Pull out each line of the data that includes the word "from".

(Dataset records)
====================
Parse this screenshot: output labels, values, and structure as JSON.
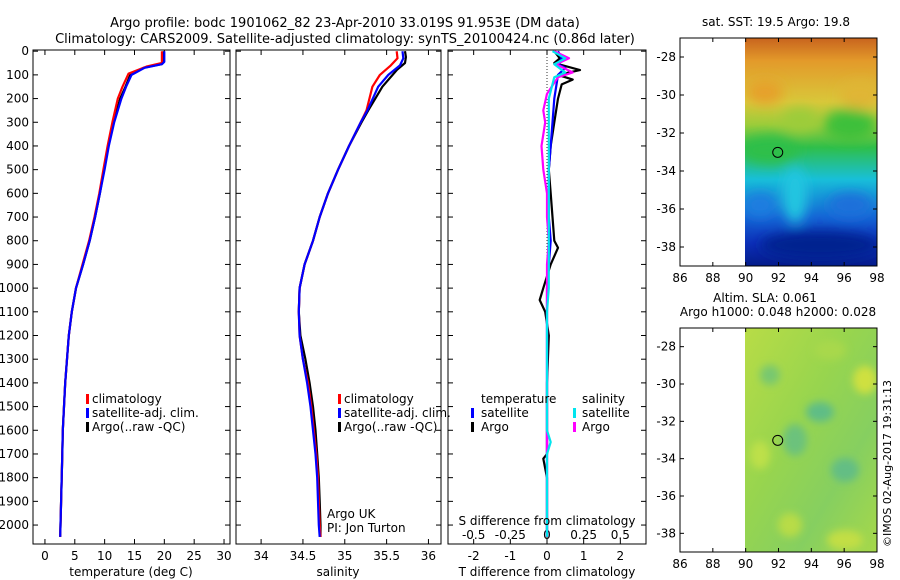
{
  "header": {
    "title_line1": "Argo profile: bodc 1901062_82 23-Apr-2010 33.019S 91.953E (DM data)",
    "title_line2": "Climatology: CARS2009. Satellite-adjusted climatology: synTS_20100424.nc (0.86d later)"
  },
  "side_label": "©IMOS 02-Aug-2017 19:31:13",
  "colors": {
    "climatology": "#ff0000",
    "satellite": "#0000ff",
    "argo": "#000000",
    "sal_satellite": "#00e5ee",
    "sal_argo": "#ff00ff"
  },
  "chart_data": [
    {
      "id": "temperature",
      "type": "line",
      "xlabel": "temperature (deg C)",
      "ylabel": "depth",
      "xlim": [
        -2,
        31
      ],
      "ylim": [
        2080,
        -5
      ],
      "xticks": [
        0,
        5,
        10,
        15,
        20,
        25,
        30
      ],
      "yticks": [
        0,
        100,
        200,
        300,
        400,
        500,
        600,
        700,
        800,
        900,
        1000,
        1100,
        1200,
        1300,
        1400,
        1500,
        1600,
        1700,
        1800,
        1900,
        2000
      ],
      "legend": [
        "climatology",
        "satellite-adj. clim.",
        "Argo(..raw -QC)"
      ],
      "series": [
        {
          "name": "Argo(..raw -QC)",
          "color": "#000000",
          "points": [
            [
              19.9,
              0
            ],
            [
              19.9,
              40
            ],
            [
              19.5,
              55
            ],
            [
              16.5,
              70
            ],
            [
              14.3,
              100
            ],
            [
              13.5,
              150
            ],
            [
              12.6,
              200
            ],
            [
              11.5,
              300
            ],
            [
              10.6,
              400
            ],
            [
              9.9,
              500
            ],
            [
              9.2,
              600
            ],
            [
              8.4,
              700
            ],
            [
              7.5,
              800
            ],
            [
              6.4,
              900
            ],
            [
              5.2,
              1000
            ],
            [
              4.5,
              1100
            ],
            [
              4.0,
              1200
            ],
            [
              3.7,
              1300
            ],
            [
              3.4,
              1400
            ],
            [
              3.2,
              1500
            ],
            [
              3.0,
              1600
            ],
            [
              2.9,
              1700
            ],
            [
              2.8,
              1800
            ],
            [
              2.7,
              1900
            ],
            [
              2.6,
              2000
            ],
            [
              2.55,
              2050
            ]
          ]
        },
        {
          "name": "climatology",
          "color": "#ff0000",
          "points": [
            [
              19.6,
              0
            ],
            [
              19.6,
              50
            ],
            [
              17.0,
              65
            ],
            [
              14.0,
              95
            ],
            [
              13.0,
              150
            ],
            [
              12.2,
              200
            ],
            [
              11.3,
              300
            ],
            [
              10.5,
              400
            ],
            [
              9.8,
              500
            ],
            [
              9.1,
              600
            ],
            [
              8.3,
              700
            ],
            [
              7.4,
              800
            ],
            [
              6.3,
              900
            ],
            [
              5.2,
              1000
            ],
            [
              4.5,
              1100
            ],
            [
              4.0,
              1200
            ],
            [
              3.7,
              1300
            ],
            [
              3.4,
              1400
            ],
            [
              3.2,
              1500
            ],
            [
              3.0,
              1600
            ],
            [
              2.9,
              1700
            ],
            [
              2.8,
              1800
            ],
            [
              2.7,
              1900
            ],
            [
              2.6,
              2000
            ],
            [
              2.55,
              2050
            ]
          ]
        },
        {
          "name": "satellite-adj. clim.",
          "color": "#0000ff",
          "points": [
            [
              20.0,
              0
            ],
            [
              20.0,
              45
            ],
            [
              19.6,
              55
            ],
            [
              16.7,
              70
            ],
            [
              14.5,
              100
            ],
            [
              13.6,
              150
            ],
            [
              12.8,
              200
            ],
            [
              11.6,
              300
            ],
            [
              10.7,
              400
            ],
            [
              10.0,
              500
            ],
            [
              9.2,
              600
            ],
            [
              8.4,
              700
            ],
            [
              7.5,
              800
            ],
            [
              6.4,
              900
            ],
            [
              5.2,
              1000
            ],
            [
              4.5,
              1100
            ],
            [
              4.0,
              1200
            ],
            [
              3.7,
              1300
            ],
            [
              3.4,
              1400
            ],
            [
              3.2,
              1500
            ],
            [
              3.0,
              1600
            ],
            [
              2.9,
              1700
            ],
            [
              2.8,
              1800
            ],
            [
              2.7,
              1900
            ],
            [
              2.6,
              2000
            ],
            [
              2.55,
              2050
            ]
          ]
        }
      ]
    },
    {
      "id": "salinity",
      "type": "line",
      "xlabel": "salinity",
      "xlim": [
        33.7,
        36.15
      ],
      "ylim": [
        2080,
        -5
      ],
      "xticks": [
        34,
        34.5,
        35,
        35.5,
        36
      ],
      "legend": [
        "climatology",
        "satellite-adj. clim.",
        "Argo(..raw -QC)"
      ],
      "annotation": [
        "Argo UK",
        "PI: Jon Turton"
      ],
      "series": [
        {
          "name": "Argo(..raw -QC)",
          "color": "#000000",
          "points": [
            [
              35.72,
              0
            ],
            [
              35.73,
              25
            ],
            [
              35.72,
              50
            ],
            [
              35.62,
              80
            ],
            [
              35.45,
              150
            ],
            [
              35.28,
              250
            ],
            [
              35.2,
              300
            ],
            [
              35.05,
              400
            ],
            [
              34.92,
              500
            ],
            [
              34.8,
              600
            ],
            [
              34.7,
              700
            ],
            [
              34.62,
              800
            ],
            [
              34.52,
              900
            ],
            [
              34.46,
              1000
            ],
            [
              34.45,
              1100
            ],
            [
              34.47,
              1200
            ],
            [
              34.53,
              1300
            ],
            [
              34.58,
              1400
            ],
            [
              34.62,
              1500
            ],
            [
              34.65,
              1600
            ],
            [
              34.67,
              1700
            ],
            [
              34.69,
              1800
            ],
            [
              34.7,
              1900
            ],
            [
              34.71,
              2000
            ],
            [
              34.71,
              2050
            ]
          ]
        },
        {
          "name": "climatology",
          "color": "#ff0000",
          "points": [
            [
              35.62,
              0
            ],
            [
              35.63,
              30
            ],
            [
              35.55,
              60
            ],
            [
              35.42,
              100
            ],
            [
              35.33,
              150
            ],
            [
              35.26,
              250
            ],
            [
              35.19,
              300
            ],
            [
              35.05,
              400
            ],
            [
              34.92,
              500
            ],
            [
              34.8,
              600
            ],
            [
              34.7,
              700
            ],
            [
              34.62,
              800
            ],
            [
              34.52,
              900
            ],
            [
              34.46,
              1000
            ],
            [
              34.45,
              1100
            ],
            [
              34.46,
              1200
            ],
            [
              34.5,
              1300
            ],
            [
              34.56,
              1400
            ],
            [
              34.6,
              1500
            ],
            [
              34.63,
              1600
            ],
            [
              34.66,
              1700
            ],
            [
              34.68,
              1800
            ],
            [
              34.69,
              1900
            ],
            [
              34.7,
              2000
            ],
            [
              34.71,
              2050
            ]
          ]
        },
        {
          "name": "satellite-adj. clim.",
          "color": "#0000ff",
          "points": [
            [
              35.69,
              0
            ],
            [
              35.7,
              30
            ],
            [
              35.66,
              60
            ],
            [
              35.52,
              100
            ],
            [
              35.4,
              150
            ],
            [
              35.27,
              250
            ],
            [
              35.19,
              300
            ],
            [
              35.05,
              400
            ],
            [
              34.92,
              500
            ],
            [
              34.8,
              600
            ],
            [
              34.7,
              700
            ],
            [
              34.62,
              800
            ],
            [
              34.52,
              900
            ],
            [
              34.46,
              1000
            ],
            [
              34.45,
              1100
            ],
            [
              34.46,
              1200
            ],
            [
              34.5,
              1300
            ],
            [
              34.55,
              1400
            ],
            [
              34.59,
              1500
            ],
            [
              34.62,
              1600
            ],
            [
              34.65,
              1700
            ],
            [
              34.67,
              1800
            ],
            [
              34.68,
              1900
            ],
            [
              34.69,
              2000
            ],
            [
              34.7,
              2050
            ]
          ]
        }
      ]
    },
    {
      "id": "difference",
      "type": "line",
      "xlabel": "T difference from climatology",
      "x2label": "S difference from climatology",
      "xlim": [
        -2.7,
        2.7
      ],
      "ylim": [
        2080,
        -5
      ],
      "xticks": [
        -2,
        -1,
        0,
        1,
        2
      ],
      "x2ticks": [
        -0.5,
        -0.25,
        0,
        0.25,
        0.5
      ],
      "legend_titles": [
        "temperature",
        "salinity"
      ],
      "legend": [
        "satellite",
        "Argo",
        "satellite",
        "Argo"
      ],
      "series": [
        {
          "name": "temperature Argo",
          "color": "#000000",
          "points": [
            [
              0.2,
              0
            ],
            [
              0.35,
              30
            ],
            [
              0.2,
              50
            ],
            [
              0.9,
              80
            ],
            [
              0.3,
              100
            ],
            [
              0.7,
              120
            ],
            [
              0.4,
              140
            ],
            [
              0.3,
              200
            ],
            [
              0.2,
              300
            ],
            [
              0.1,
              400
            ],
            [
              0.05,
              500
            ],
            [
              0.1,
              600
            ],
            [
              0.15,
              700
            ],
            [
              0.2,
              800
            ],
            [
              0.3,
              830
            ],
            [
              0.1,
              900
            ],
            [
              -0.1,
              1000
            ],
            [
              -0.2,
              1050
            ],
            [
              -0.05,
              1100
            ],
            [
              0.05,
              1200
            ],
            [
              0,
              1400
            ],
            [
              0,
              1700
            ],
            [
              -0.1,
              1720
            ],
            [
              0,
              1800
            ],
            [
              0,
              2050
            ]
          ]
        },
        {
          "name": "temperature satellite",
          "color": "#0000ff",
          "points": [
            [
              0.3,
              0
            ],
            [
              0.4,
              30
            ],
            [
              0.3,
              55
            ],
            [
              0.5,
              70
            ],
            [
              0.3,
              100
            ],
            [
              0.2,
              200
            ],
            [
              0.15,
              300
            ],
            [
              0.1,
              400
            ],
            [
              0.05,
              500
            ],
            [
              0.05,
              700
            ],
            [
              0.1,
              800
            ],
            [
              0,
              1000
            ],
            [
              0,
              2050
            ]
          ]
        },
        {
          "name": "salinity Argo",
          "color": "#ff00ff",
          "points": [
            [
              0.2,
              0
            ],
            [
              0.6,
              30
            ],
            [
              0.25,
              55
            ],
            [
              0.7,
              90
            ],
            [
              0.3,
              110
            ],
            [
              0,
              180
            ],
            [
              -0.1,
              250
            ],
            [
              -0.05,
              300
            ],
            [
              -0.15,
              400
            ],
            [
              -0.1,
              500
            ],
            [
              0,
              600
            ],
            [
              0,
              700
            ],
            [
              0.05,
              800
            ],
            [
              0,
              900
            ],
            [
              0,
              2050
            ]
          ]
        },
        {
          "name": "salinity satellite",
          "color": "#00e5ee",
          "points": [
            [
              0.15,
              0
            ],
            [
              0.5,
              30
            ],
            [
              0.2,
              55
            ],
            [
              0.5,
              90
            ],
            [
              0.2,
              110
            ],
            [
              0.05,
              200
            ],
            [
              0.05,
              300
            ],
            [
              0.05,
              400
            ],
            [
              0.05,
              500
            ],
            [
              0.05,
              600
            ],
            [
              0.05,
              800
            ],
            [
              0.05,
              1000
            ],
            [
              0,
              1100
            ],
            [
              0,
              1600
            ],
            [
              0.1,
              1650
            ],
            [
              0,
              1700
            ],
            [
              0,
              2050
            ]
          ]
        }
      ]
    },
    {
      "id": "sst_map",
      "type": "heatmap",
      "title": "sat. SST: 19.5 Argo: 19.8",
      "xlim": [
        86,
        98
      ],
      "ylim": [
        -39,
        -27
      ],
      "xticks": [
        86,
        88,
        90,
        92,
        94,
        96,
        98
      ],
      "yticks": [
        -28,
        -30,
        -32,
        -34,
        -36,
        -38
      ],
      "data_x_start": 90,
      "profile_location": [
        91.953,
        -33.019
      ]
    },
    {
      "id": "sla_map",
      "type": "heatmap",
      "title_line1": "Altim. SLA: 0.061",
      "title_line2": "Argo h1000: 0.048 h2000: 0.028",
      "xlim": [
        86,
        98
      ],
      "ylim": [
        -39,
        -27
      ],
      "xticks": [
        86,
        88,
        90,
        92,
        94,
        96,
        98
      ],
      "yticks": [
        -28,
        -30,
        -32,
        -34,
        -36,
        -38
      ],
      "data_x_start": 90,
      "profile_location": [
        91.953,
        -33.019
      ]
    }
  ]
}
====================
:: EXERCISE RESULT ::
      "xlabel": "T difference from climatology",
      "x2label": "S difference from climatology",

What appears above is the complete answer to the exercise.